[TASK INPUTS]
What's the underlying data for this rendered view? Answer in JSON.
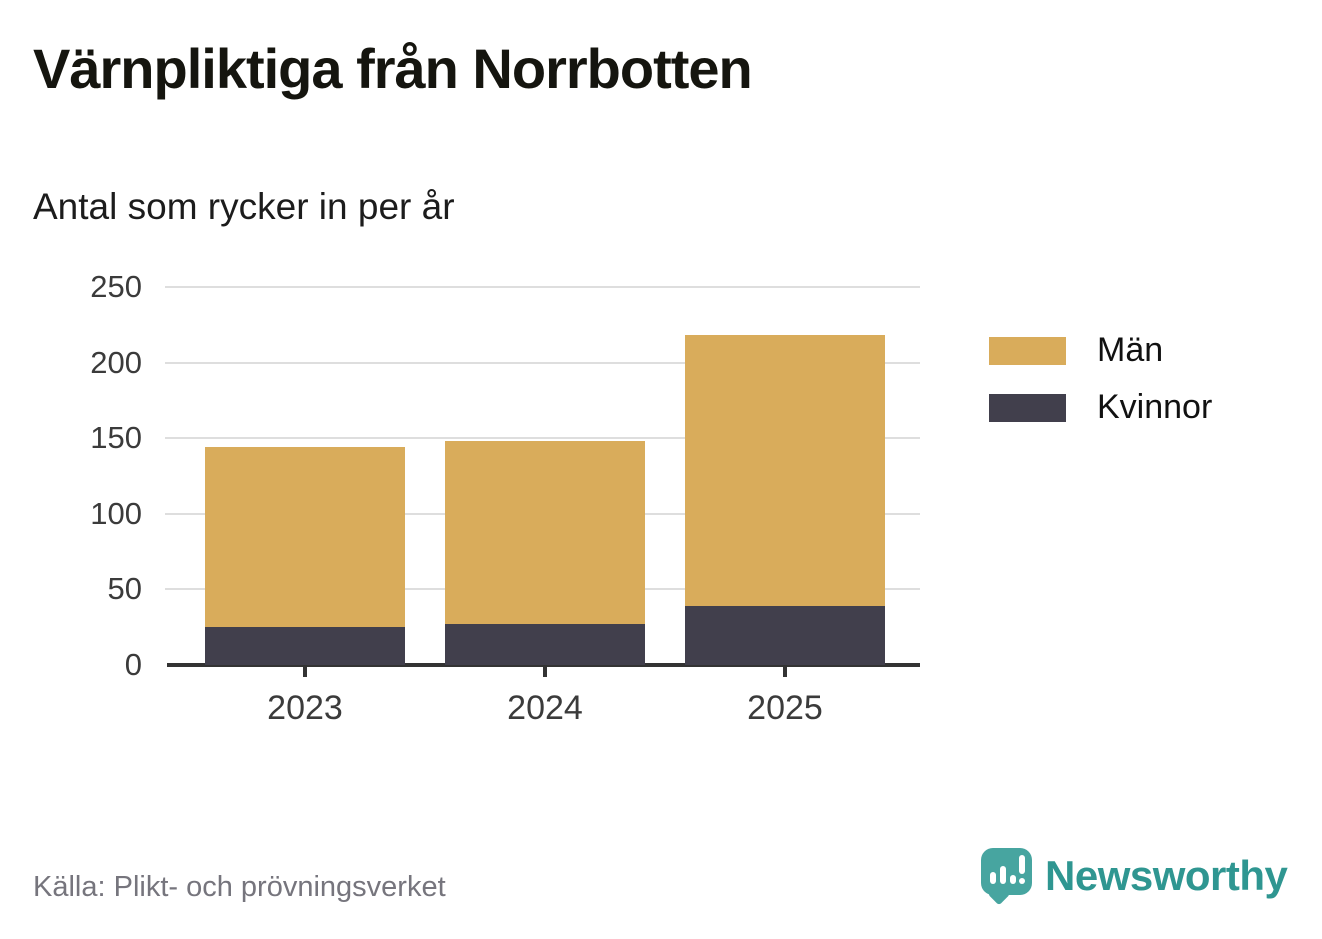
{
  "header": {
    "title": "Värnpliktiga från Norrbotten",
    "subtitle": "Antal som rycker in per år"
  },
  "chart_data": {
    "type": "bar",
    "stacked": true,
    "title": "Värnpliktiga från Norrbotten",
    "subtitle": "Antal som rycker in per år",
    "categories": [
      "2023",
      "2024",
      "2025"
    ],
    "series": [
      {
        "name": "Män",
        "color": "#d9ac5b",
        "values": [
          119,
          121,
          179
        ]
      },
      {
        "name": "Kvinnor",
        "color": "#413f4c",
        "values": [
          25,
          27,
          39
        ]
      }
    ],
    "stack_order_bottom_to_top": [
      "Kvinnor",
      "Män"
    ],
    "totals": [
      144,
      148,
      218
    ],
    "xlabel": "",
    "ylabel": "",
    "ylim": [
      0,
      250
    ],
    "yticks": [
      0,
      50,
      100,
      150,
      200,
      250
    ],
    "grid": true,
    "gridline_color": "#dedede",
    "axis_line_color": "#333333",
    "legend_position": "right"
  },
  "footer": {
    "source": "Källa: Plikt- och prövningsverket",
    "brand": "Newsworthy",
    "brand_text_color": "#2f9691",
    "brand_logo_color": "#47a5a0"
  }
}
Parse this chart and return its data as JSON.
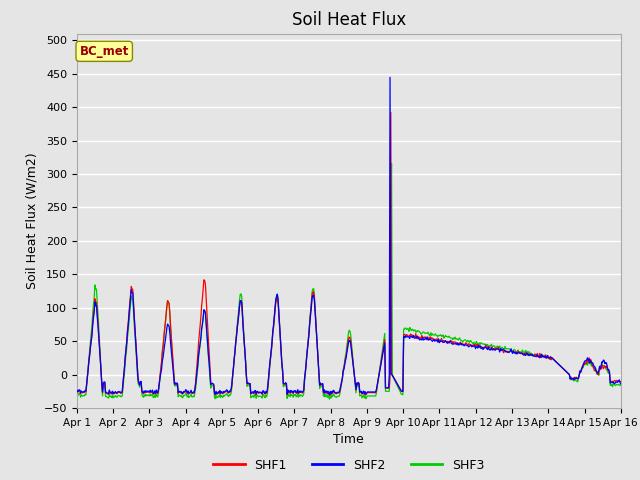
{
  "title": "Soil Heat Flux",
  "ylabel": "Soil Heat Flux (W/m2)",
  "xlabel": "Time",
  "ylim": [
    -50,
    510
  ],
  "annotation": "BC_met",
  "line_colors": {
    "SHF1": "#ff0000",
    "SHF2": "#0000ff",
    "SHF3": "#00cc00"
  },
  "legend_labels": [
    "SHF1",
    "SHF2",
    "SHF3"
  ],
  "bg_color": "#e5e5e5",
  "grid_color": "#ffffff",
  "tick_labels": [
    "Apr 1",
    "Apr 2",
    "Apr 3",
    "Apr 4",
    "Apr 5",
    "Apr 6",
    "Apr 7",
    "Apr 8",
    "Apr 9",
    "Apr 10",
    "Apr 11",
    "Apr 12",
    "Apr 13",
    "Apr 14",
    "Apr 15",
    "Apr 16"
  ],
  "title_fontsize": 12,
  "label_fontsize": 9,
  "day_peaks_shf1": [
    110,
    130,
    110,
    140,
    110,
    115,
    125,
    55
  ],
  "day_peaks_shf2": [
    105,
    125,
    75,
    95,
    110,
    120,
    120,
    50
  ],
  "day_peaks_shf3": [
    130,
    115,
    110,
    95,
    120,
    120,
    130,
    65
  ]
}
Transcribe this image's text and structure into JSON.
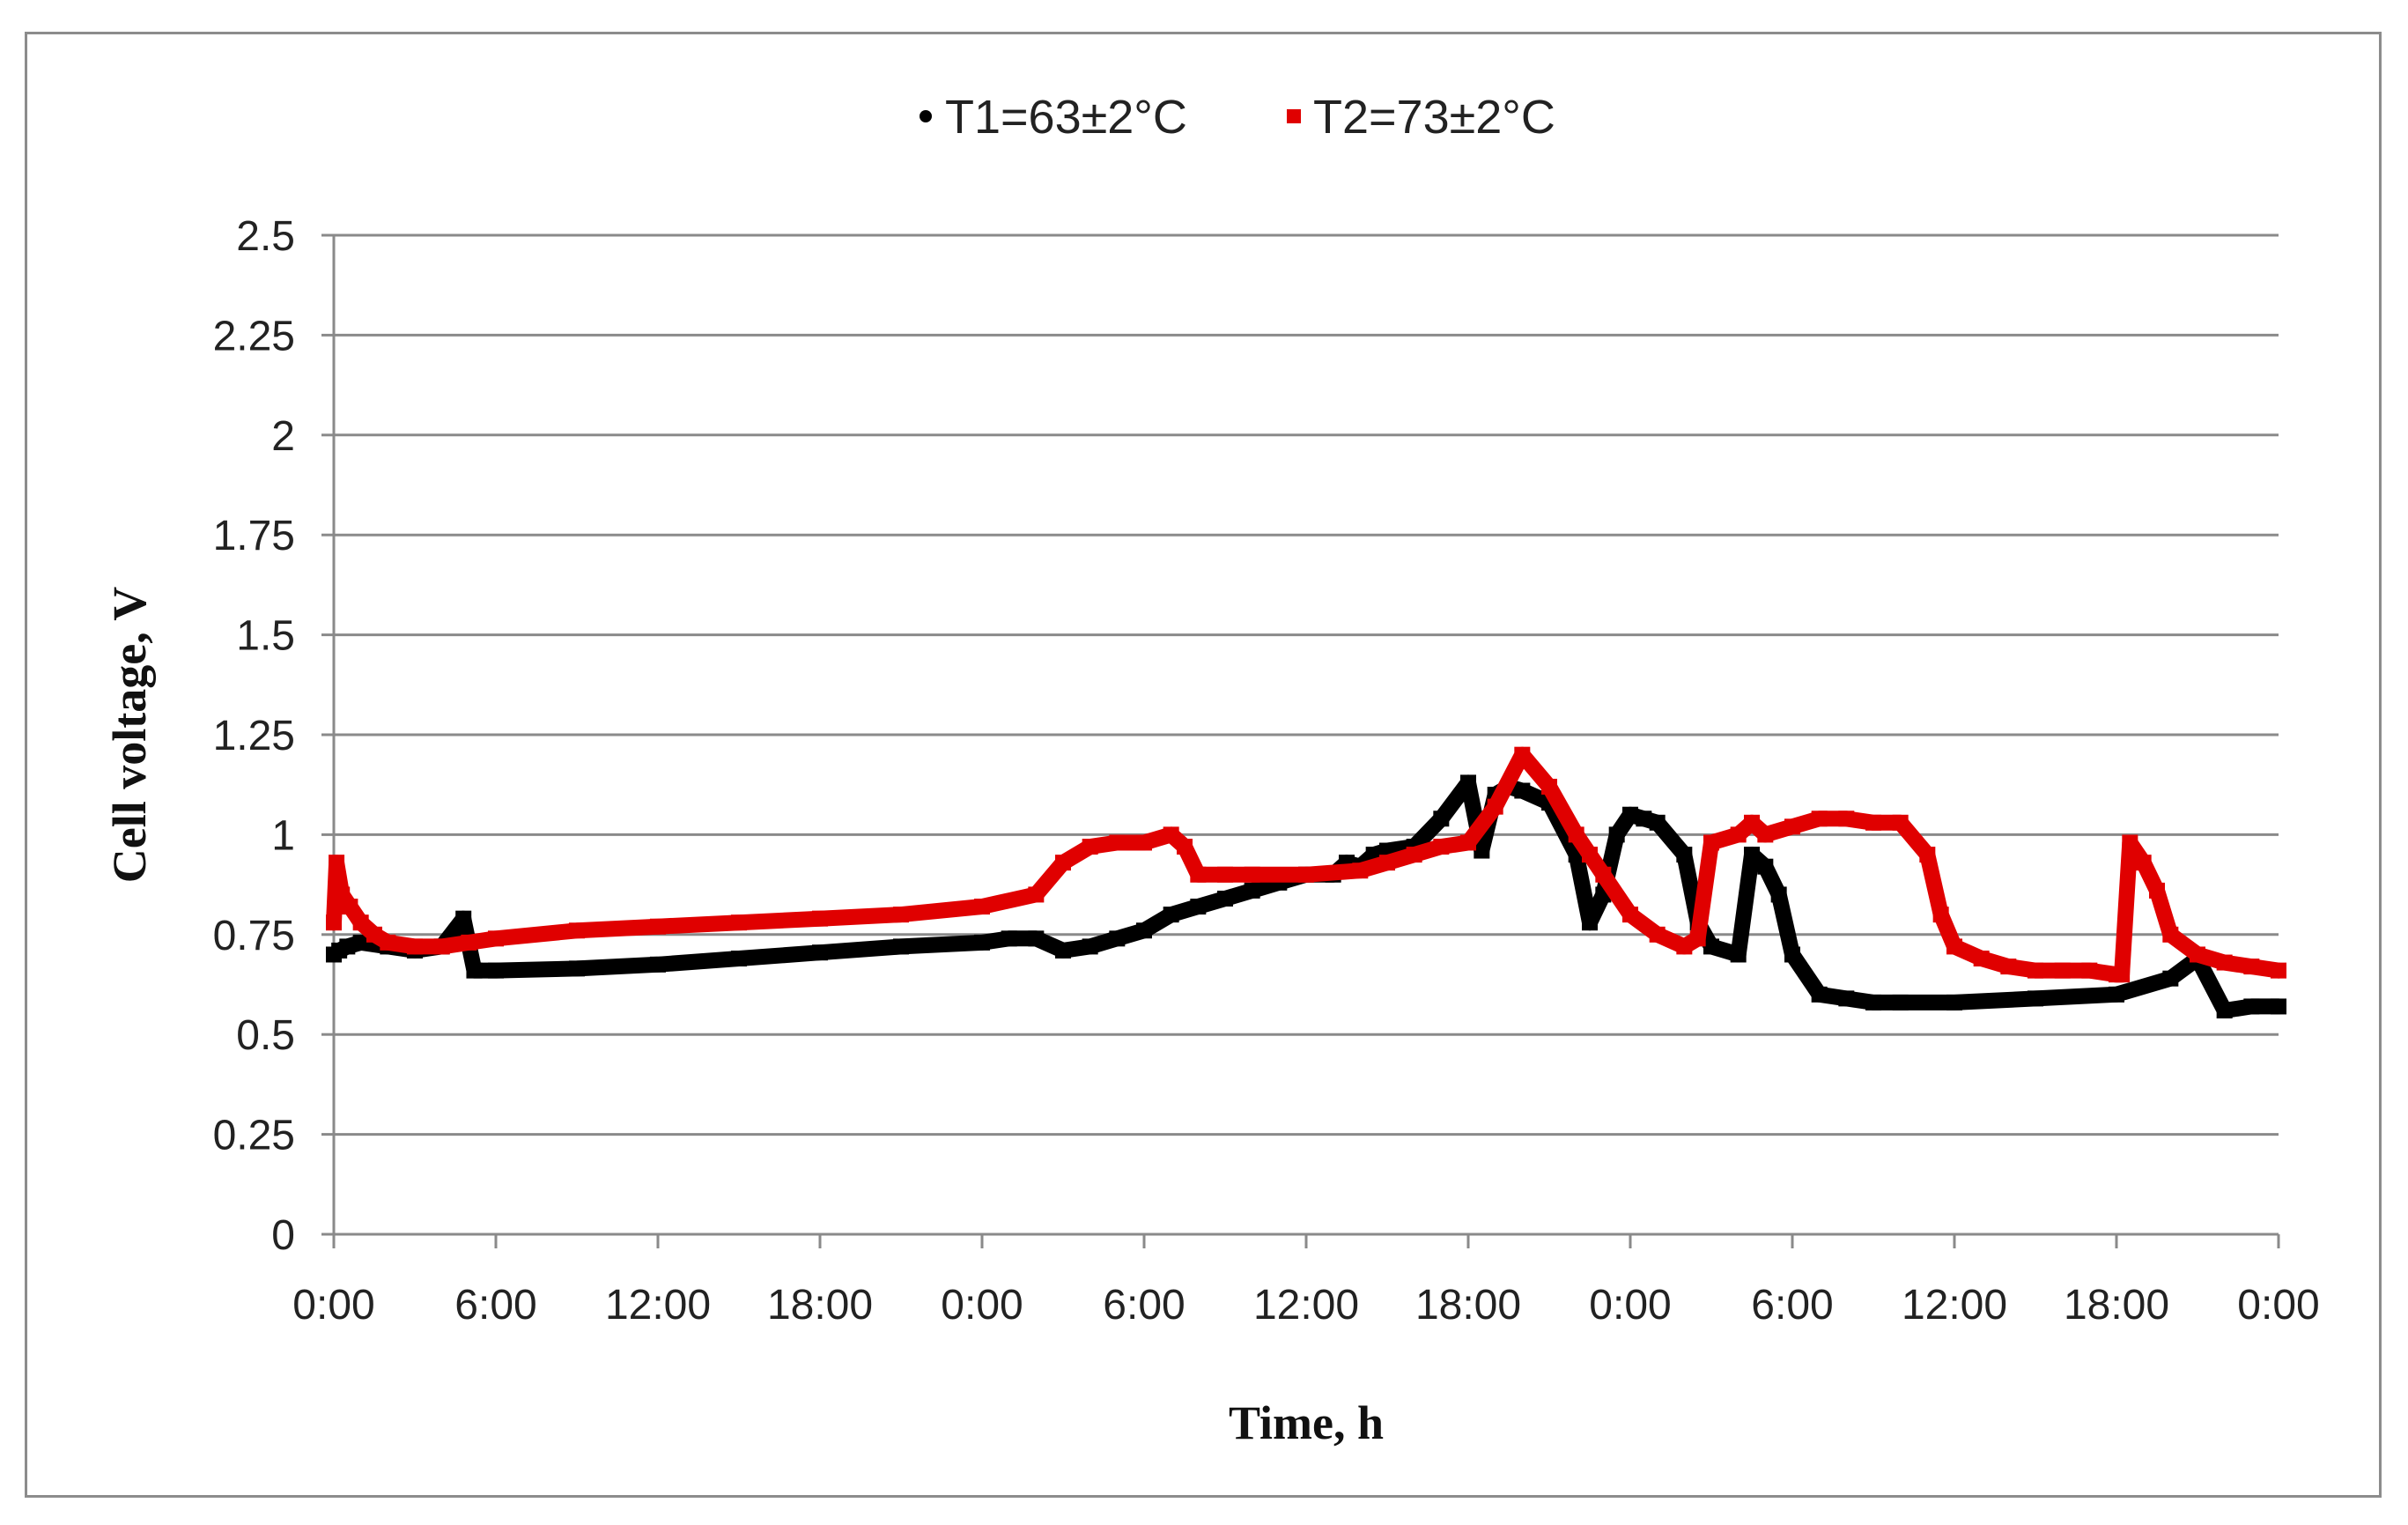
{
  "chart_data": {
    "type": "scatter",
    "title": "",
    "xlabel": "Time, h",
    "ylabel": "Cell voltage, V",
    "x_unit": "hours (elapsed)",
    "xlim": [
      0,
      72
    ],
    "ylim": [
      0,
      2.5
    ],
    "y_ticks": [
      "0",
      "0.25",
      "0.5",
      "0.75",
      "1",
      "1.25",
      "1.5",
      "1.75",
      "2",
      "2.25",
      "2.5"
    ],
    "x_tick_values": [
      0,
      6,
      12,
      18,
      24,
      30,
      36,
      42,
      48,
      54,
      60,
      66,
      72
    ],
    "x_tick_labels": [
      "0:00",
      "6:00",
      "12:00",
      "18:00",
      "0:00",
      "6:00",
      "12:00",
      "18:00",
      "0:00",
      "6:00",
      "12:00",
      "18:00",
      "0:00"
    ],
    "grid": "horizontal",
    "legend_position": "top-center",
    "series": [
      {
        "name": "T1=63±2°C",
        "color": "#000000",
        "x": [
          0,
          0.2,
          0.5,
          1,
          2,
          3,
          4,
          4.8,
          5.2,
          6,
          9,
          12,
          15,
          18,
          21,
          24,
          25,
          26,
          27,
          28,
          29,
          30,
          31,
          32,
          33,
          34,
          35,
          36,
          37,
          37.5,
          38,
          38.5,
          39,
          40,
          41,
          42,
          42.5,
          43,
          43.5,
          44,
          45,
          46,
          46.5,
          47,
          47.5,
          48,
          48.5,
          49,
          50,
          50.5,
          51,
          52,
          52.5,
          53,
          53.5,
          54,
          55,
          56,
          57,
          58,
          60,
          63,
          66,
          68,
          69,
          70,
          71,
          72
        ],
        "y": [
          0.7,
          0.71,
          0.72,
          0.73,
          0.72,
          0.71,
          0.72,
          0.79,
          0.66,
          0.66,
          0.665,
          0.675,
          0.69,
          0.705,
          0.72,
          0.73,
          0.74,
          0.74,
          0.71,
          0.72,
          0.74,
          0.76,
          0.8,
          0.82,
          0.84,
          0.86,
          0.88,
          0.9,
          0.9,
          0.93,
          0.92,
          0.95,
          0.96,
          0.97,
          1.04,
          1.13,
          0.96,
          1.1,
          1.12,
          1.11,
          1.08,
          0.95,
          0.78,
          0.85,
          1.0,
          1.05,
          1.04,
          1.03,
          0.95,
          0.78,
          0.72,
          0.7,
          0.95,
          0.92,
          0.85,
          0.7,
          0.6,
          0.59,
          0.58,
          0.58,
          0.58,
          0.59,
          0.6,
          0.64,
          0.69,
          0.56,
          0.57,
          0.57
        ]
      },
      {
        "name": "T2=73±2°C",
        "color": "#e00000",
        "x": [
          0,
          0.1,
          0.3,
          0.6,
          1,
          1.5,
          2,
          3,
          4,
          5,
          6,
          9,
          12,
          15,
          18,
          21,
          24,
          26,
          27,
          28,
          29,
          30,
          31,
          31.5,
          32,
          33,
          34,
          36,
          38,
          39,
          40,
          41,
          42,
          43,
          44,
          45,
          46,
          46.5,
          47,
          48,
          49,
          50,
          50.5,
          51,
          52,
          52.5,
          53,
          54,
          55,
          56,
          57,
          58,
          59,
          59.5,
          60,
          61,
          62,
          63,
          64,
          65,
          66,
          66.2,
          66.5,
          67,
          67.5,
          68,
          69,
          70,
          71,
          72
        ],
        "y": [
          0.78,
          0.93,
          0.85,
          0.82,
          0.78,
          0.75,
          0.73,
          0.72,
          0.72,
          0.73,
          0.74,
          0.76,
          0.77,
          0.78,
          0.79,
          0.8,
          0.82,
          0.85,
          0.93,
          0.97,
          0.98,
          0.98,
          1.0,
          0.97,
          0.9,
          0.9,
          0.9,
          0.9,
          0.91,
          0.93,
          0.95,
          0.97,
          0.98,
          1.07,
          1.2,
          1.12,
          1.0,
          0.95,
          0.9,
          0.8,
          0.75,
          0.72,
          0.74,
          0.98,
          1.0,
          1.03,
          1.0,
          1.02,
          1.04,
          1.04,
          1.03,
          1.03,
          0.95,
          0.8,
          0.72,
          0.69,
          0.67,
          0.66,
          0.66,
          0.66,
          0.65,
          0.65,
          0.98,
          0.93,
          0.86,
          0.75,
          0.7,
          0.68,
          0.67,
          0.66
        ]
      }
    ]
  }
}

[EXERCISE INSTRUCTIONS]
Quote the preceding listing precisely and completely, omitting its images.

[ANSWER TO THIS TASK]
What's the underlying data for this rendered view? Answer in JSON.
{
  "header": {
    "title": "Värnpliktiga från Norrbotten",
    "subtitle": "Antal som rycker in per år"
  },
  "chart_data": {
    "type": "bar",
    "stacked": true,
    "title": "Värnpliktiga från Norrbotten",
    "subtitle": "Antal som rycker in per år",
    "categories": [
      "2023",
      "2024",
      "2025"
    ],
    "series": [
      {
        "name": "Män",
        "color": "#d9ac5b",
        "values": [
          119,
          121,
          179
        ]
      },
      {
        "name": "Kvinnor",
        "color": "#413f4c",
        "values": [
          25,
          27,
          39
        ]
      }
    ],
    "stack_order_bottom_to_top": [
      "Kvinnor",
      "Män"
    ],
    "totals": [
      144,
      148,
      218
    ],
    "xlabel": "",
    "ylabel": "",
    "ylim": [
      0,
      250
    ],
    "yticks": [
      0,
      50,
      100,
      150,
      200,
      250
    ],
    "grid": true,
    "gridline_color": "#dedede",
    "axis_line_color": "#333333",
    "legend_position": "right"
  },
  "footer": {
    "source": "Källa: Plikt- och prövningsverket",
    "brand": "Newsworthy",
    "brand_text_color": "#2f9691",
    "brand_logo_color": "#47a5a0"
  }
}
Parse this chart and return its data as JSON.
{
  "title": "Soil Heat Flux",
  "ylabel": "Soil Heat Flux (W/m2)",
  "xlabel": "Time",
  "ylim": [
    -50,
    510
  ],
  "annotation": "BC_met",
  "line_colors": {
    "SHF1": "#ff0000",
    "SHF2": "#0000ff",
    "SHF3": "#00cc00"
  },
  "legend_labels": [
    "SHF1",
    "SHF2",
    "SHF3"
  ],
  "bg_color": "#e5e5e5",
  "grid_color": "#ffffff",
  "tick_labels": [
    "Apr 1",
    "Apr 2",
    "Apr 3",
    "Apr 4",
    "Apr 5",
    "Apr 6",
    "Apr 7",
    "Apr 8",
    "Apr 9",
    "Apr 10",
    "Apr 11",
    "Apr 12",
    "Apr 13",
    "Apr 14",
    "Apr 15",
    "Apr 16"
  ],
  "title_fontsize": 12,
  "label_fontsize": 9,
  "day_peaks_shf1": [
    110,
    130,
    110,
    140,
    110,
    115,
    125,
    55
  ],
  "day_peaks_shf2": [
    105,
    125,
    75,
    95,
    110,
    120,
    120,
    50
  ],
  "day_peaks_shf3": [
    130,
    115,
    110,
    95,
    120,
    120,
    130,
    65
  ]
}
Transcribe this image's text and structure into JSON.
{
  "chart_data": {
    "type": "scatter",
    "title": "",
    "xlabel": "Time, h",
    "ylabel": "Cell voltage, V",
    "x_unit": "hours (elapsed)",
    "xlim": [
      0,
      72
    ],
    "ylim": [
      0,
      2.5
    ],
    "y_ticks": [
      "0",
      "0.25",
      "0.5",
      "0.75",
      "1",
      "1.25",
      "1.5",
      "1.75",
      "2",
      "2.25",
      "2.5"
    ],
    "x_tick_values": [
      0,
      6,
      12,
      18,
      24,
      30,
      36,
      42,
      48,
      54,
      60,
      66,
      72
    ],
    "x_tick_labels": [
      "0:00",
      "6:00",
      "12:00",
      "18:00",
      "0:00",
      "6:00",
      "12:00",
      "18:00",
      "0:00",
      "6:00",
      "12:00",
      "18:00",
      "0:00"
    ],
    "grid": "horizontal",
    "legend_position": "top-center",
    "series": [
      {
        "name": "T1=63±2°C",
        "color": "#000000",
        "x": [
          0,
          0.2,
          0.5,
          1,
          2,
          3,
          4,
          4.8,
          5.2,
          6,
          9,
          12,
          15,
          18,
          21,
          24,
          25,
          26,
          27,
          28,
          29,
          30,
          31,
          32,
          33,
          34,
          35,
          36,
          37,
          37.5,
          38,
          38.5,
          39,
          40,
          41,
          42,
          42.5,
          43,
          43.5,
          44,
          45,
          46,
          46.5,
          47,
          47.5,
          48,
          48.5,
          49,
          50,
          50.5,
          51,
          52,
          52.5,
          53,
          53.5,
          54,
          55,
          56,
          57,
          58,
          60,
          63,
          66,
          68,
          69,
          70,
          71,
          72
        ],
        "y": [
          0.7,
          0.71,
          0.72,
          0.73,
          0.72,
          0.71,
          0.72,
          0.79,
          0.66,
          0.66,
          0.665,
          0.675,
          0.69,
          0.705,
          0.72,
          0.73,
          0.74,
          0.74,
          0.71,
          0.72,
          0.74,
          0.76,
          0.8,
          0.82,
          0.84,
          0.86,
          0.88,
          0.9,
          0.9,
          0.93,
          0.92,
          0.95,
          0.96,
          0.97,
          1.04,
          1.13,
          0.96,
          1.1,
          1.12,
          1.11,
          1.08,
          0.95,
          0.78,
          0.85,
          1.0,
          1.05,
          1.04,
          1.03,
          0.95,
          0.78,
          0.72,
          0.7,
          0.95,
          0.92,
          0.85,
          0.7,
          0.6,
          0.59,
          0.58,
          0.58,
          0.58,
          0.59,
          0.6,
          0.64,
          0.69,
          0.56,
          0.57,
          0.57
        ]
      },
      {
        "name": "T2=73±2°C",
        "color": "#e00000",
        "x": [
          0,
          0.1,
          0.3,
          0.6,
          1,
          1.5,
          2,
          3,
          4,
          5,
          6,
          9,
          12,
          15,
          18,
          21,
          24,
          26,
          27,
          28,
          29,
          30,
          31,
          31.5,
          32,
          33,
          34,
          36,
          38,
          39,
          40,
          41,
          42,
          43,
          44,
          45,
          46,
          46.5,
          47,
          48,
          49,
          50,
          50.5,
          51,
          52,
          52.5,
          53,
          54,
          55,
          56,
          57,
          58,
          59,
          59.5,
          60,
          61,
          62,
          63,
          64,
          65,
          66,
          66.2,
          66.5,
          67,
          67.5,
          68,
          69,
          70,
          71,
          72
        ],
        "y": [
          0.78,
          0.93,
          0.85,
          0.82,
          0.78,
          0.75,
          0.73,
          0.72,
          0.72,
          0.73,
          0.74,
          0.76,
          0.77,
          0.78,
          0.79,
          0.8,
          0.82,
          0.85,
          0.93,
          0.97,
          0.98,
          0.98,
          1.0,
          0.97,
          0.9,
          0.9,
          0.9,
          0.9,
          0.91,
          0.93,
          0.95,
          0.97,
          0.98,
          1.07,
          1.2,
          1.12,
          1.0,
          0.95,
          0.9,
          0.8,
          0.75,
          0.72,
          0.74,
          0.98,
          1.0,
          1.03,
          1.0,
          1.02,
          1.04,
          1.04,
          1.03,
          1.03,
          0.95,
          0.8,
          0.72,
          0.69,
          0.67,
          0.66,
          0.66,
          0.66,
          0.65,
          0.65,
          0.98,
          0.93,
          0.86,
          0.75,
          0.7,
          0.68,
          0.67,
          0.66
        ]
      }
    ]
  }
}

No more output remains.